>> start Given entries
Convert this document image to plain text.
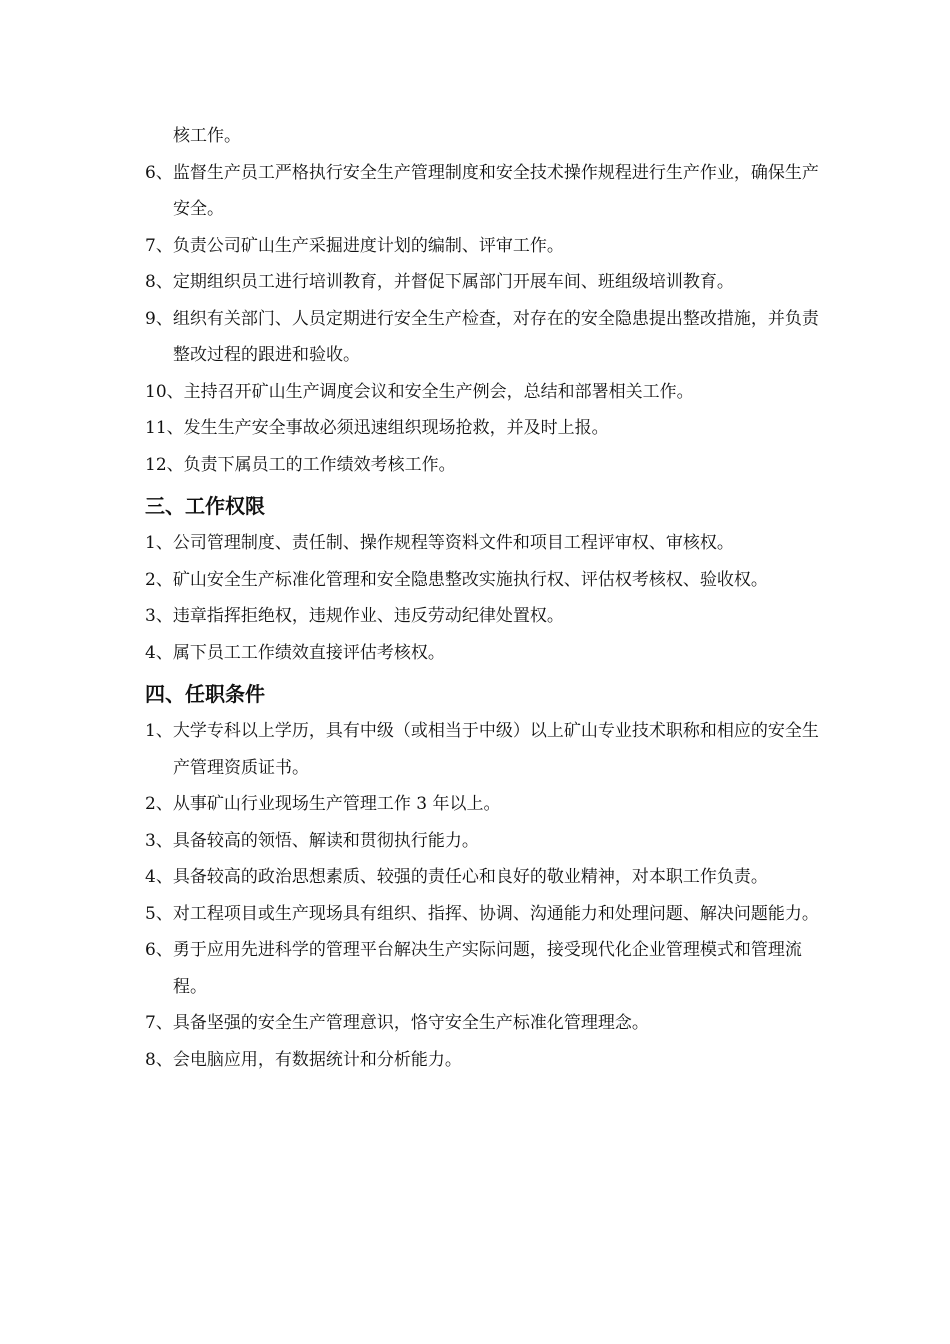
核工作。
6、监督生产员工严格执行安全生产管理制度和安全技术操作规程进行生产作业，确保生产安全。
7、负责公司矿山生产采掘进度计划的编制、评审工作。
8、定期组织员工进行培训教育，并督促下属部门开展车间、班组级培训教育。
9、组织有关部门、人员定期进行安全生产检查，对存在的安全隐患提出整改措施，并负责整改过程的跟进和验收。
10、主持召开矿山生产调度会议和安全生产例会，总结和部署相关工作。
11、发生生产安全事故必须迅速组织现场抢救，并及时上报。
12、负责下属员工的工作绩效考核工作。
三、工作权限
1、公司管理制度、责任制、操作规程等资料文件和项目工程评审权、审核权。
2、矿山安全生产标准化管理和安全隐患整改实施执行权、评估权考核权、验收权。
3、违章指挥拒绝权，违规作业、违反劳动纪律处置权。
4、属下员工工作绩效直接评估考核权。
四、任职条件
1、大学专科以上学历，具有中级（或相当于中级）以上矿山专业技术职称和相应的安全生产管理资质证书。
2、从事矿山行业现场生产管理工作 3 年以上。
3、具备较高的领悟、解读和贯彻执行能力。
4、具备较高的政治思想素质、较强的责任心和良好的敬业精神，对本职工作负责。
5、对工程项目或生产现场具有组织、指挥、协调、沟通能力和处理问题、解决问题能力。
6、勇于应用先进科学的管理平台解决生产实际问题，接受现代化企业管理模式和管理流程。
7、具备坚强的安全生产管理意识，恪守安全生产标准化管理理念。
8、会电脑应用，有数据统计和分析能力。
>> end Given entries
→ Aim of the task: The records above are to be quoted exactly, with all pictures left out.

→ Exercise answer:
Convert this document image to plain text.
核工作。
6、监督生产员工严格执行安全生产管理制度和安全技术操作规程进行生产作业，确保生产安全。
7、负责公司矿山生产采掘进度计划的编制、评审工作。
8、定期组织员工进行培训教育，并督促下属部门开展车间、班组级培训教育。
9、组织有关部门、人员定期进行安全生产检查，对存在的安全隐患提出整改措施，并负责整改过程的跟进和验收。
10、主持召开矿山生产调度会议和安全生产例会，总结和部署相关工作。
11、发生生产安全事故必须迅速组织现场抢救，并及时上报。
12、负责下属员工的工作绩效考核工作。
三、工作权限
1、公司管理制度、责任制、操作规程等资料文件和项目工程评审权、审核权。
2、矿山安全生产标准化管理和安全隐患整改实施执行权、评估权考核权、验收权。
3、违章指挥拒绝权，违规作业、违反劳动纪律处置权。
4、属下员工工作绩效直接评估考核权。
四、任职条件
1、大学专科以上学历，具有中级（或相当于中级）以上矿山专业技术职称和相应的安全生产管理资质证书。
2、从事矿山行业现场生产管理工作 3 年以上。
3、具备较高的领悟、解读和贯彻执行能力。
4、具备较高的政治思想素质、较强的责任心和良好的敬业精神，对本职工作负责。
5、对工程项目或生产现场具有组织、指挥、协调、沟通能力和处理问题、解决问题能力。
6、勇于应用先进科学的管理平台解决生产实际问题，接受现代化企业管理模式和管理流程。
7、具备坚强的安全生产管理意识，恪守安全生产标准化管理理念。
8、会电脑应用，有数据统计和分析能力。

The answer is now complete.